**Written instruction:**
Check each line of the records for "page"; collect those that have it.

**Information shown:**
------------
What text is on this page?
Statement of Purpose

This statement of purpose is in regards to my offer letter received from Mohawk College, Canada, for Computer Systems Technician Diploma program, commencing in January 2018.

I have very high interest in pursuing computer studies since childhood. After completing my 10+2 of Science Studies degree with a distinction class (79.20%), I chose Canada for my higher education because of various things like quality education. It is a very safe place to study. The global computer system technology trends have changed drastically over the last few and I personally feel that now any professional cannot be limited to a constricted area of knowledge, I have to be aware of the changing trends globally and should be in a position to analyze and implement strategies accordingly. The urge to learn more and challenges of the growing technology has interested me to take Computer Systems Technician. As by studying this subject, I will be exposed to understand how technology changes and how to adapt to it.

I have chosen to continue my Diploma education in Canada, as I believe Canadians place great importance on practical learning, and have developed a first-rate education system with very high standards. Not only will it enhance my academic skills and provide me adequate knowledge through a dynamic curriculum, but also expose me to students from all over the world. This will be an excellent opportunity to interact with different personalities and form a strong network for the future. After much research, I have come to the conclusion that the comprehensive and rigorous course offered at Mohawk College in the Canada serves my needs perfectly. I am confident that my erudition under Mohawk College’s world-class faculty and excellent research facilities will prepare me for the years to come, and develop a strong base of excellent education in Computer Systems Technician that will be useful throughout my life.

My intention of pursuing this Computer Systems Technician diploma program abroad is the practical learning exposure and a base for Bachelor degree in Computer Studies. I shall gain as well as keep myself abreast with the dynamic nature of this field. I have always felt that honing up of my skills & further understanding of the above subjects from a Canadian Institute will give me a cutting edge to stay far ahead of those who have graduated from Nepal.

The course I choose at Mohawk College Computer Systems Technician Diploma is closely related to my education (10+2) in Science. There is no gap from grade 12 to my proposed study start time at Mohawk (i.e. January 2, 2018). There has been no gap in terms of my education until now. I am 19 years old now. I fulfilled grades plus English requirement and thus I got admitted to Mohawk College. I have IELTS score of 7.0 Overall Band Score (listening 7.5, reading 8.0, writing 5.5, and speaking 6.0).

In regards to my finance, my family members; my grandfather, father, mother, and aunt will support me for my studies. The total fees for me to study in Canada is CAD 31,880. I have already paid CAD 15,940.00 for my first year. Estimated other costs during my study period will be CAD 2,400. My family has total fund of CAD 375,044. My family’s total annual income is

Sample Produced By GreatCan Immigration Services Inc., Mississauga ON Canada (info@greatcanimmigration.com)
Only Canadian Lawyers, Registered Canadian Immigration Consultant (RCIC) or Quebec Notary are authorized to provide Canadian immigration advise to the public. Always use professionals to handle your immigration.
------------
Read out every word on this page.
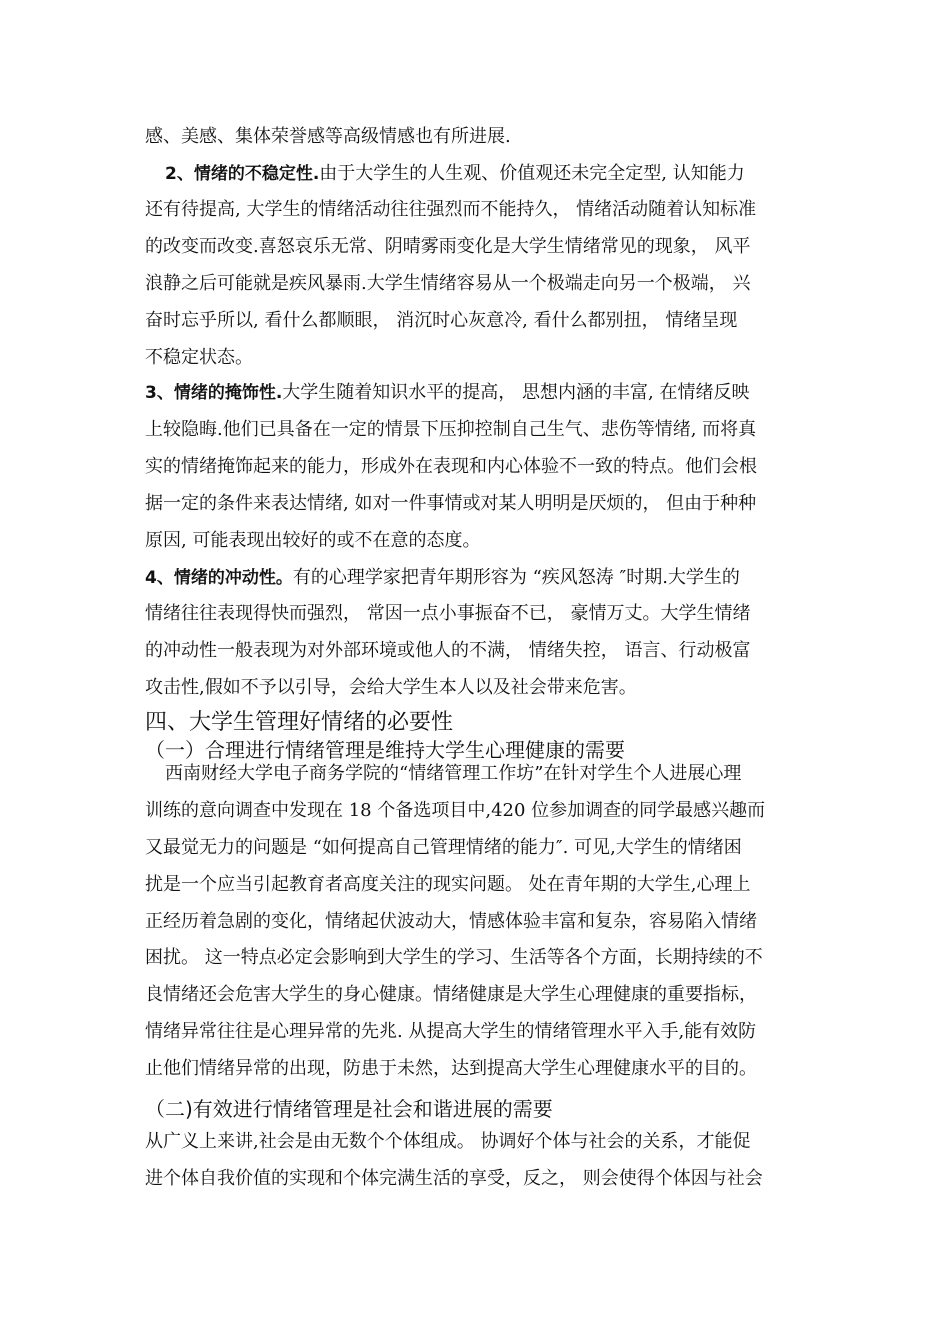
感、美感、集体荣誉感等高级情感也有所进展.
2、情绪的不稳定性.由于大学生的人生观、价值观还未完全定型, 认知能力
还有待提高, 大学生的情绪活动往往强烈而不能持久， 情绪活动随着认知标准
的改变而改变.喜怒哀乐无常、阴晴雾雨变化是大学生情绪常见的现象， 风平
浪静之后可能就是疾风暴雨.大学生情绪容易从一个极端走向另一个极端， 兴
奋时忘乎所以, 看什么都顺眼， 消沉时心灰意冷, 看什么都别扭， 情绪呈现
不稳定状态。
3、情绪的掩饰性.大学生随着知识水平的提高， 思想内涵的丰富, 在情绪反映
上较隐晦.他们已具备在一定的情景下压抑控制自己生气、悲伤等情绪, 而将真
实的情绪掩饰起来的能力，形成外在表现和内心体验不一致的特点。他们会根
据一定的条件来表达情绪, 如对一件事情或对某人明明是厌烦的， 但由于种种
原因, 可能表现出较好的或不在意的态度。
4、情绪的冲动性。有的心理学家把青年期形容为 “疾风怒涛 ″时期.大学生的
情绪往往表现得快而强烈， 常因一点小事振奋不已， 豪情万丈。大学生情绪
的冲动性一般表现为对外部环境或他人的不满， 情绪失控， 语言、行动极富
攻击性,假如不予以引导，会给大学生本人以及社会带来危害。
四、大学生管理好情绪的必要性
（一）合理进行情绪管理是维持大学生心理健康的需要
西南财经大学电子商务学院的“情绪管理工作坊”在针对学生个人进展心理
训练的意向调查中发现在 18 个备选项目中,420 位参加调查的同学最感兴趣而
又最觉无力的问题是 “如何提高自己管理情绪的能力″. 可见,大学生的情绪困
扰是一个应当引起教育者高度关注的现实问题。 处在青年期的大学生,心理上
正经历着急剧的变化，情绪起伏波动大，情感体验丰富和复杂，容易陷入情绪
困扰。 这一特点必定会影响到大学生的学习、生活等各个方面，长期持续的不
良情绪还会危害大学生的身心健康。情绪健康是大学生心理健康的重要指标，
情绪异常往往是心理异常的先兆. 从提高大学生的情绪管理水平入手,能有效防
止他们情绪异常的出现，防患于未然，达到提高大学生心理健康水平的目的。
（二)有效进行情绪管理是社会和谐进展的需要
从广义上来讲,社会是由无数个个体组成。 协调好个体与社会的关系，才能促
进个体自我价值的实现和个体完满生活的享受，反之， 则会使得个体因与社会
------------
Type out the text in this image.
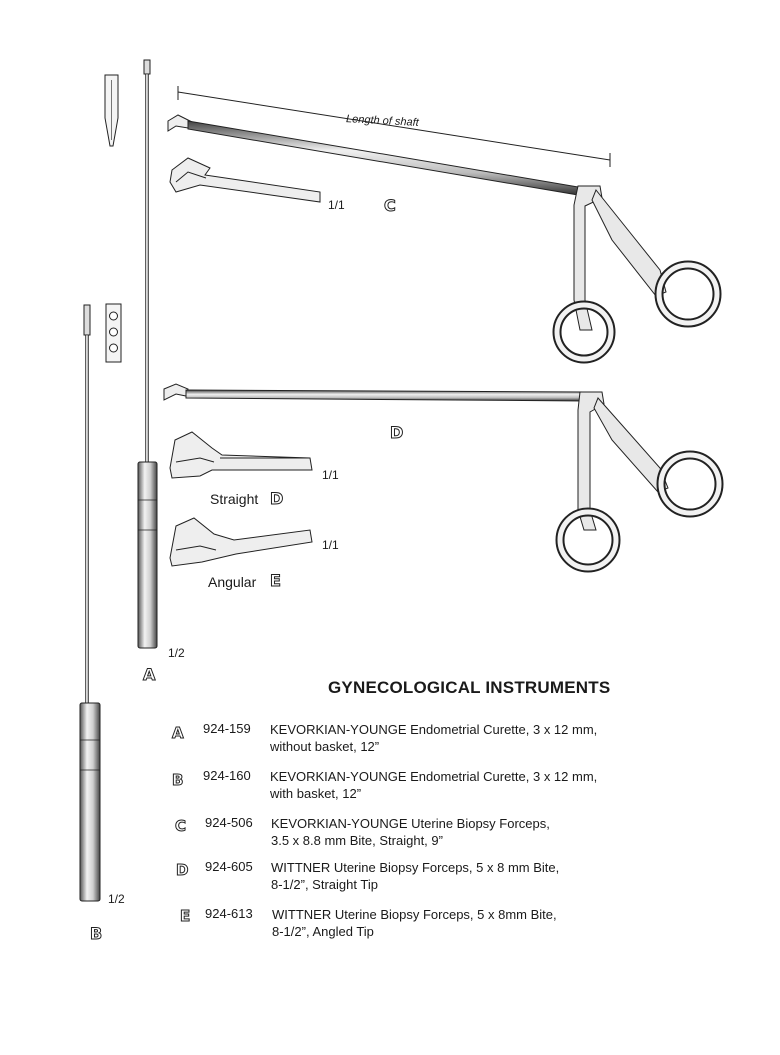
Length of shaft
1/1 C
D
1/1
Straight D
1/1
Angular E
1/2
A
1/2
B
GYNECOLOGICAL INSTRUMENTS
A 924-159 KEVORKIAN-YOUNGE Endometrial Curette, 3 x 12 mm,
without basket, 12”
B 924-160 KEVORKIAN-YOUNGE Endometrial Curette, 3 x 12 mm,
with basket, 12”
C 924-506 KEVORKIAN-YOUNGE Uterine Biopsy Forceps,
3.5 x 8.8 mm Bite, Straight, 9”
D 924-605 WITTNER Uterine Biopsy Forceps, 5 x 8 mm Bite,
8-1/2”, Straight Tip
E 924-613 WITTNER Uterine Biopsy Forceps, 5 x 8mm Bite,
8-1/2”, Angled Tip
------------
**Answer to the task:**
What text is on this page?
Read out every word on this page.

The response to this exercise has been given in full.